» AIM
Look through the data below. Pick out the lines holding the string "that".

» INPUT FOR THIS TASK
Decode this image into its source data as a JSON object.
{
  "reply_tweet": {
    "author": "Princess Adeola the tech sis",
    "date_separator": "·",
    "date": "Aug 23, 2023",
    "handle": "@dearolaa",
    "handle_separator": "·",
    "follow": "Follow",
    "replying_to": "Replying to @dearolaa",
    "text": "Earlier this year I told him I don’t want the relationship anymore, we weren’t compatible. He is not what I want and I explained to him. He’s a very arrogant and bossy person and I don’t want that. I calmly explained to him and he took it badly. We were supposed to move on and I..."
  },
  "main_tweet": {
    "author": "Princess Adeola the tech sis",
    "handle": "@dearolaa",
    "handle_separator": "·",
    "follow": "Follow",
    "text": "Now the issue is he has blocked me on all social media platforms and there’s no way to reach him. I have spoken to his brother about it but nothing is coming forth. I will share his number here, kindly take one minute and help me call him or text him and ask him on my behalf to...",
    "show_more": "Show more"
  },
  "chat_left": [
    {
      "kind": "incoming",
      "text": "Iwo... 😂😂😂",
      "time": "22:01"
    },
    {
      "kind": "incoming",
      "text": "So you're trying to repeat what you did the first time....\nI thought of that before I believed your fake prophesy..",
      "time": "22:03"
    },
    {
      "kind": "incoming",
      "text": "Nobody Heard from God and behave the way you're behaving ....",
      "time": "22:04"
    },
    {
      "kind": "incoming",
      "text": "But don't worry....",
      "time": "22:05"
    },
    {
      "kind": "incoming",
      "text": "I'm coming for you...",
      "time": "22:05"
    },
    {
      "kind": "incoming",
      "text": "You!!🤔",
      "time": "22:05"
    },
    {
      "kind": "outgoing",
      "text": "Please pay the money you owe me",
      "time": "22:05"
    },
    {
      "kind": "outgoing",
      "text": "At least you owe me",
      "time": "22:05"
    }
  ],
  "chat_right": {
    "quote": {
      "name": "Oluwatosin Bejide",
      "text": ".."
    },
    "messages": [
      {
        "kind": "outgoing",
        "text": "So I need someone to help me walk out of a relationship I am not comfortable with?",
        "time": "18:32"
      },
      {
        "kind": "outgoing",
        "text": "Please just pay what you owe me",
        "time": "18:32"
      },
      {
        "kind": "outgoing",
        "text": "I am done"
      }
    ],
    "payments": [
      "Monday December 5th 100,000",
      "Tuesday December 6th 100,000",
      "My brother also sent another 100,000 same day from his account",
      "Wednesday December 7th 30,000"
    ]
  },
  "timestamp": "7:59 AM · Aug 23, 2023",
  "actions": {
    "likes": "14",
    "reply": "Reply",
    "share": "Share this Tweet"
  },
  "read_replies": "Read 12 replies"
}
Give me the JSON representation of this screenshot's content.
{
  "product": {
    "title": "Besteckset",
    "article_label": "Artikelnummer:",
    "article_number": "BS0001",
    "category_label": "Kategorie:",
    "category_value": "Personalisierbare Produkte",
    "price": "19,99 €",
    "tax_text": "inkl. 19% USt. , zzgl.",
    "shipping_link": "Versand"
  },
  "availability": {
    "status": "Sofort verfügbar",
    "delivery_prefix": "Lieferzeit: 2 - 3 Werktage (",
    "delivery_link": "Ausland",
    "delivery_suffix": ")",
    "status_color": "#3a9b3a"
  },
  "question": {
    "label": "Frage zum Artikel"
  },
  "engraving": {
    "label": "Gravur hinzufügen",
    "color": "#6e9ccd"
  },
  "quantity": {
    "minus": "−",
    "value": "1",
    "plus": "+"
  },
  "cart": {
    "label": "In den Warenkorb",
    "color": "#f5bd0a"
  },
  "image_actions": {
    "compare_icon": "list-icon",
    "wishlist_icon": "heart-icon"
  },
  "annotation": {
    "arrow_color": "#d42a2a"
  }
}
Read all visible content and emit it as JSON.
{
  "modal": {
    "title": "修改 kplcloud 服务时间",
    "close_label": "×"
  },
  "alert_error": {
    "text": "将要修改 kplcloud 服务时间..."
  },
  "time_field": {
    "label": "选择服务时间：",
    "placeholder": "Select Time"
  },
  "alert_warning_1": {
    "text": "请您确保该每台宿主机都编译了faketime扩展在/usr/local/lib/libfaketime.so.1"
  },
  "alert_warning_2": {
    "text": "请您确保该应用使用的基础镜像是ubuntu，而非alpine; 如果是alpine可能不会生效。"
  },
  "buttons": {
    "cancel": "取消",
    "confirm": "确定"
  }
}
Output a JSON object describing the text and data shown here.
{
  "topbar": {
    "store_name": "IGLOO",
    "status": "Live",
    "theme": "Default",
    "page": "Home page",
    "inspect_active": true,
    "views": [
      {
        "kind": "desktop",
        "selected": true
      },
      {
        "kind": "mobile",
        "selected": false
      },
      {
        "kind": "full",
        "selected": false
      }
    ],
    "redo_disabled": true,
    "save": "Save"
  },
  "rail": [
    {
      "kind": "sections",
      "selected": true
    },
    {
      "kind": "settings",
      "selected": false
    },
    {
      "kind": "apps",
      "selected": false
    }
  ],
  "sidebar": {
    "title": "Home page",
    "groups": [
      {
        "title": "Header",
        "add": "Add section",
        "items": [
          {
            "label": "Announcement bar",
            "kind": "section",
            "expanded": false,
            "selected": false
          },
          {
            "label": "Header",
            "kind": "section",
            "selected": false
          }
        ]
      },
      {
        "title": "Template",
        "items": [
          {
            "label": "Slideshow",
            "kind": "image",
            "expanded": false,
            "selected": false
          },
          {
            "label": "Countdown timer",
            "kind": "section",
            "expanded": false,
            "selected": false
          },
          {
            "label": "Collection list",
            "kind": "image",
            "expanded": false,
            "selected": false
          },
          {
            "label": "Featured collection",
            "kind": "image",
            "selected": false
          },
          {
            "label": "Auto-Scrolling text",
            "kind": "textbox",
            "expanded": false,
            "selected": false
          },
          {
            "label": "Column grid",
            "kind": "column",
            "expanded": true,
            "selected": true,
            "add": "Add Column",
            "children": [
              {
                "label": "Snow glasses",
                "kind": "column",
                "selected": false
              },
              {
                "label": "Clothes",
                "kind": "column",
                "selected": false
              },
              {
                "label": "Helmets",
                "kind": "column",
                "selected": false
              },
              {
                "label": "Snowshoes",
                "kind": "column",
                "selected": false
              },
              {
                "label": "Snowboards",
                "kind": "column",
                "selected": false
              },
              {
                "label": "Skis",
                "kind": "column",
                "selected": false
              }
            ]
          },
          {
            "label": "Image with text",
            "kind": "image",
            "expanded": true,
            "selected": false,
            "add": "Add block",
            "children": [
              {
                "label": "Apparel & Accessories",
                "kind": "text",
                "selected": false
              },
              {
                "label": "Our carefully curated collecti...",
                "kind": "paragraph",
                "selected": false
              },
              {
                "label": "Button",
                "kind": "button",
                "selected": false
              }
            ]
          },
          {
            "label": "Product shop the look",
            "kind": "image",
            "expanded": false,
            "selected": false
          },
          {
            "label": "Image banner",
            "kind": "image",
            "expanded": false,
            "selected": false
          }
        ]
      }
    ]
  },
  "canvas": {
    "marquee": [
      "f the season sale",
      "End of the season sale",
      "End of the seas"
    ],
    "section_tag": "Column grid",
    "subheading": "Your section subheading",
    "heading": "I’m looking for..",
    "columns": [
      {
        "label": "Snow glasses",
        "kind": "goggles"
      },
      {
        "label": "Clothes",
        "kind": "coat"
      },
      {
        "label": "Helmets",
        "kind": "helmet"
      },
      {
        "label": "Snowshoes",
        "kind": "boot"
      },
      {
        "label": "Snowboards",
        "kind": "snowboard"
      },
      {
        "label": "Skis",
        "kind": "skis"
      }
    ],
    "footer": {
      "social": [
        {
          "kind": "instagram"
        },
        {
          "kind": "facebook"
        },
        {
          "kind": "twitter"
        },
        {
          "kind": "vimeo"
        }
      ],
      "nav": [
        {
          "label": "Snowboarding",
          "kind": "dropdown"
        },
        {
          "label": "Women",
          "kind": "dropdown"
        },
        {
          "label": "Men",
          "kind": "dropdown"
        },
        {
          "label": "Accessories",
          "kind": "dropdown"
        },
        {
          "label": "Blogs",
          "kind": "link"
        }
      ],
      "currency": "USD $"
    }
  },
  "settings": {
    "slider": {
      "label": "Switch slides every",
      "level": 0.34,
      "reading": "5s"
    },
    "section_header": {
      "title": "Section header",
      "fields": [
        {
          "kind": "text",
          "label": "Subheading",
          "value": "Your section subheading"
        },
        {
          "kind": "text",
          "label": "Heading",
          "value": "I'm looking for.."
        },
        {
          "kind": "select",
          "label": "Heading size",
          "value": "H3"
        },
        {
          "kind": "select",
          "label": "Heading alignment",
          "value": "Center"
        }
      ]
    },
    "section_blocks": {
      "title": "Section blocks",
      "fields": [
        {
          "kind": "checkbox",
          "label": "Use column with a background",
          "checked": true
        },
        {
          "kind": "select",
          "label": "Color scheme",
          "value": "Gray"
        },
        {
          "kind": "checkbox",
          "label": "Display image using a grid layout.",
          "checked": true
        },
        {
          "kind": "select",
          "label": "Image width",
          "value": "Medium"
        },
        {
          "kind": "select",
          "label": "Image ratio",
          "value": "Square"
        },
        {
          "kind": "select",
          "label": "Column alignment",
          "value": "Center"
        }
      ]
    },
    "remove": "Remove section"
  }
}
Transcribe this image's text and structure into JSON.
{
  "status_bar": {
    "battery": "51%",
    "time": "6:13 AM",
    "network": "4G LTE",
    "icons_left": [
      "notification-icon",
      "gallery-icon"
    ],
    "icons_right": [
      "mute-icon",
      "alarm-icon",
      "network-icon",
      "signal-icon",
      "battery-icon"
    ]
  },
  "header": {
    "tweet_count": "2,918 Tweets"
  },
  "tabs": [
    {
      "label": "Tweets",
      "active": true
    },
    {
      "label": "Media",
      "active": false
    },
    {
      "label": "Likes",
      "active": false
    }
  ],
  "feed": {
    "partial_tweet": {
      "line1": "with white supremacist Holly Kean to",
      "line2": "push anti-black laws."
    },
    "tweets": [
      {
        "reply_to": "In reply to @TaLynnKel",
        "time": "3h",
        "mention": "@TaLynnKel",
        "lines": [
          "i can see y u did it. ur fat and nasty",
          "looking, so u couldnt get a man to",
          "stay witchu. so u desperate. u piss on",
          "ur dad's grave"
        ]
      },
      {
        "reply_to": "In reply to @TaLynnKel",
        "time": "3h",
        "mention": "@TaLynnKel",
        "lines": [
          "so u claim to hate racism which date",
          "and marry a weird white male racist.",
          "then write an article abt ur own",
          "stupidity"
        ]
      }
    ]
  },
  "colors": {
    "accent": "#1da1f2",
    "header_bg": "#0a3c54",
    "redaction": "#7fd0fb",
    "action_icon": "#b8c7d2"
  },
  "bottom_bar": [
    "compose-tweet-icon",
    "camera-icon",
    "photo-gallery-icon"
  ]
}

» RESPONSE TO THIS EXERCISE
    "text": "Earlier this year I told him I don’t want the relationship anymore, we weren’t compatible. He is not what I want and I explained to him. He’s a very arrogant and bossy person and I don’t want that. I calmly explained to him and he took it badly. We were supposed to move on and I..."
      "text": "So you're trying to repeat what you did the first time....\nI thought of that before I believed your fake prophesy..",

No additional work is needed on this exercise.